● **WHAT IS ASKED**
Output every line of the material exactly, omitting images.
— BEGIN EXERCISE MATERIALS —
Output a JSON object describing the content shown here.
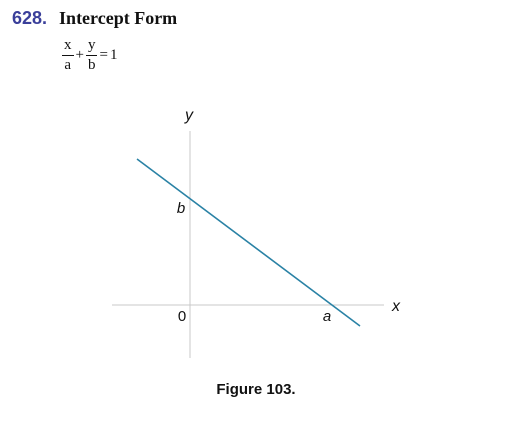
{
  "header": {
    "item_number": "628.",
    "title": "Intercept Form"
  },
  "formula": {
    "term1_numerator": "x",
    "term1_denominator": "a",
    "plus": "+",
    "term2_numerator": "y",
    "term2_denominator": "b",
    "equals": "=",
    "rhs": "1"
  },
  "figure": {
    "y_axis_label": "y",
    "x_axis_label": "x",
    "origin_label": "0",
    "y_intercept_label": "b",
    "x_intercept_label": "a",
    "caption": "Figure 103.",
    "colors": {
      "line": "#2a82a5",
      "axes": "#c8c8c8"
    }
  }
}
— END EXERCISE MATERIALS —
● **RESPONSE TO THIS EXERCISE**
Output a JSON object describing the content shown here.
{
  "header": {
    "item_number": "628.",
    "title": "Intercept Form"
  },
  "formula": {
    "term1_numerator": "x",
    "term1_denominator": "a",
    "plus": "+",
    "term2_numerator": "y",
    "term2_denominator": "b",
    "equals": "=",
    "rhs": "1"
  },
  "figure": {
    "y_axis_label": "y",
    "x_axis_label": "x",
    "origin_label": "0",
    "y_intercept_label": "b",
    "x_intercept_label": "a",
    "caption": "Figure 103.",
    "colors": {
      "line": "#2a82a5",
      "axes": "#c8c8c8"
    }
  }
}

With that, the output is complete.